■ RECORDS FOR THIS EXERCISE
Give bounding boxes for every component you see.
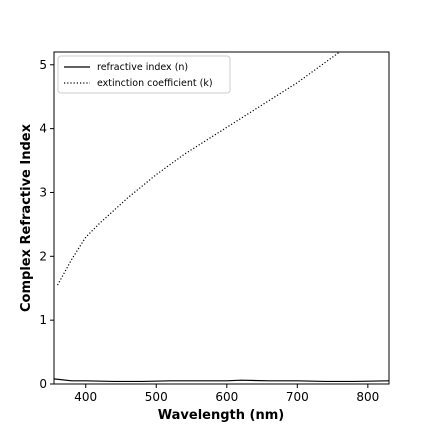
plot-frame xyxy=(53,51,390,385)
legend-label-n: refractive index (n) xyxy=(97,62,188,73)
y-tick-label: 0 xyxy=(39,377,47,391)
x-axis-label: Wavelength (nm) xyxy=(158,408,284,423)
y-tick-label: 5 xyxy=(39,58,47,72)
y-tick-label: 2 xyxy=(39,249,47,263)
legend-label-k: extinction coefficient (k) xyxy=(97,78,213,89)
series-layer xyxy=(53,51,390,383)
y-tick-label: 3 xyxy=(39,185,47,199)
axis-ticks: 400 500 600 700 800 0 1 2 3 4 5 xyxy=(39,58,379,404)
y-axis-label: Complex Refractive Index xyxy=(19,123,34,312)
legend: refractive index (n) extinction coeffici… xyxy=(57,55,231,94)
legend-box xyxy=(57,55,231,94)
x-tick-label: 800 xyxy=(356,390,379,404)
x-tick-label: 500 xyxy=(145,390,168,404)
x-tick-label: 400 xyxy=(74,390,97,404)
y-tick-label: 1 xyxy=(39,313,47,327)
y-tick-label: 4 xyxy=(39,122,47,136)
series-refractive-index-line xyxy=(53,378,390,383)
x-tick-label: 600 xyxy=(215,390,238,404)
x-tick-label: 700 xyxy=(286,390,309,404)
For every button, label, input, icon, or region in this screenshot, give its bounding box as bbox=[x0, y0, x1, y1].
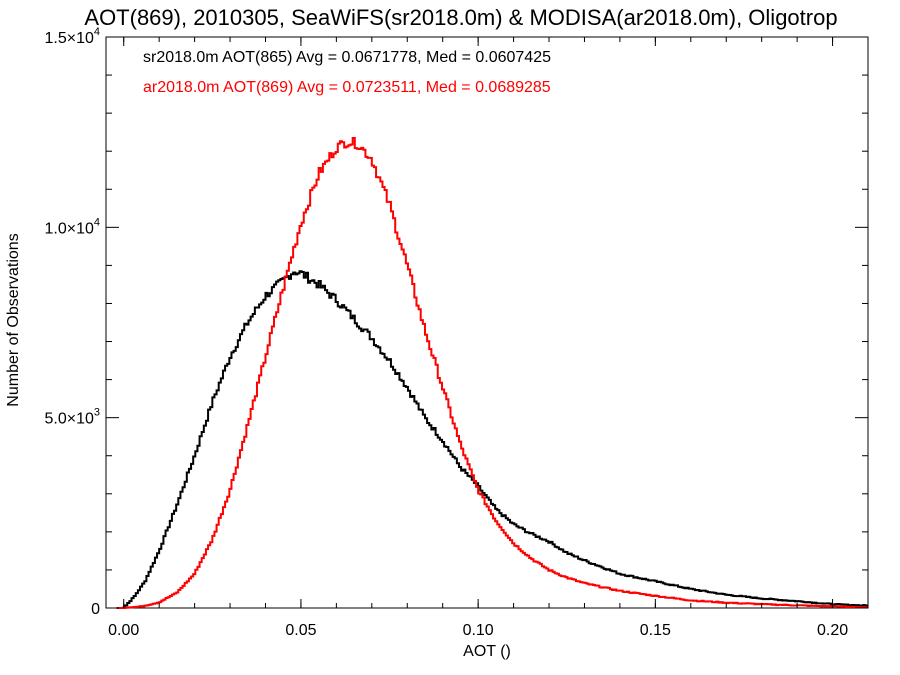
y-tick-label: 5.0×103 bbox=[44, 407, 100, 428]
y-tick-exponent: 3 bbox=[94, 407, 100, 419]
y-axis-label: Number of Observations bbox=[5, 233, 22, 406]
y-tick-exponent: 4 bbox=[94, 216, 100, 228]
x-axis-label: AOT () bbox=[463, 643, 511, 660]
plot-frame bbox=[105, 36, 869, 609]
x-tick-label: 0.05 bbox=[285, 622, 316, 639]
legend-entry-ar2018: ar2018.0m AOT(869) Avg = 0.0723511, Med … bbox=[143, 79, 551, 96]
plot-area bbox=[105, 36, 869, 609]
y-tick-label: 1.0×104 bbox=[44, 216, 100, 237]
y-tick-label: 0 bbox=[91, 601, 100, 618]
y-tick-mantissa: 0 bbox=[91, 601, 100, 618]
chart-title: AOT(869), 2010305, SeaWiFS(sr2018.0m) & … bbox=[84, 5, 837, 30]
y-tick-mantissa: 5.0×10 bbox=[44, 411, 93, 428]
y-tick-label: 1.5×104 bbox=[44, 26, 100, 47]
legend-entry-sr2018: sr2018.0m AOT(865) Avg = 0.0671778, Med … bbox=[143, 49, 551, 66]
x-tick-label: 0.15 bbox=[640, 622, 671, 639]
x-tick-label: 0.10 bbox=[463, 622, 494, 639]
y-tick-mantissa: 1.5×10 bbox=[44, 30, 93, 47]
y-tick-mantissa: 1.0×10 bbox=[44, 220, 93, 237]
series-line-sr2018.0m bbox=[116, 270, 869, 609]
series-line-ar2018.0m bbox=[116, 136, 869, 609]
x-tick-label: 0.00 bbox=[108, 622, 139, 639]
y-tick-exponent: 4 bbox=[94, 26, 100, 38]
x-tick-labels: 0.00 0.05 0.10 0.15 0.20 bbox=[108, 622, 848, 639]
x-tick-label: 0.20 bbox=[817, 622, 848, 639]
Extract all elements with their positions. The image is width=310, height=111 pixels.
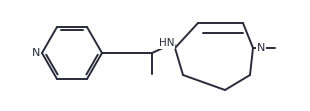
Text: N: N [32, 48, 40, 58]
Text: N: N [257, 43, 265, 53]
Text: HN: HN [158, 38, 174, 48]
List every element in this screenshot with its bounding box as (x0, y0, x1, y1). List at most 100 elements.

■ SHORT TASK
Copy the data word for word, everything from the line containing "y-tick-label: 5.0×103 bbox=[44, 407, 100, 428]" down to the line containing "series-line-sr2018.0m bbox=[116, 270, 869, 609]", including both of those lines.

■ RESULT FOR THIS EXERCISE
y-tick-label: 5.0×103 bbox=[44, 407, 100, 428]
y-tick-exponent: 3 bbox=[94, 407, 100, 419]
y-axis-label: Number of Observations bbox=[5, 233, 22, 406]
y-tick-exponent: 4 bbox=[94, 216, 100, 228]
x-axis-label: AOT () bbox=[463, 643, 511, 660]
plot-frame bbox=[105, 36, 869, 609]
x-tick-label: 0.05 bbox=[285, 622, 316, 639]
legend-entry-ar2018: ar2018.0m AOT(869) Avg = 0.0723511, Med … bbox=[143, 79, 551, 96]
plot-area bbox=[105, 36, 869, 609]
y-tick-label: 1.0×104 bbox=[44, 216, 100, 237]
y-tick-label: 0 bbox=[91, 601, 100, 618]
y-tick-mantissa: 0 bbox=[91, 601, 100, 618]
chart-title: AOT(869), 2010305, SeaWiFS(sr2018.0m) & … bbox=[84, 5, 837, 30]
y-tick-mantissa: 5.0×10 bbox=[44, 411, 93, 428]
y-tick-label: 1.5×104 bbox=[44, 26, 100, 47]
legend-entry-sr2018: sr2018.0m AOT(865) Avg = 0.0671778, Med … bbox=[143, 49, 551, 66]
x-tick-label: 0.15 bbox=[640, 622, 671, 639]
x-tick-label: 0.10 bbox=[463, 622, 494, 639]
y-tick-mantissa: 1.5×10 bbox=[44, 30, 93, 47]
y-tick-mantissa: 1.0×10 bbox=[44, 220, 93, 237]
series-line-sr2018.0m bbox=[116, 270, 869, 609]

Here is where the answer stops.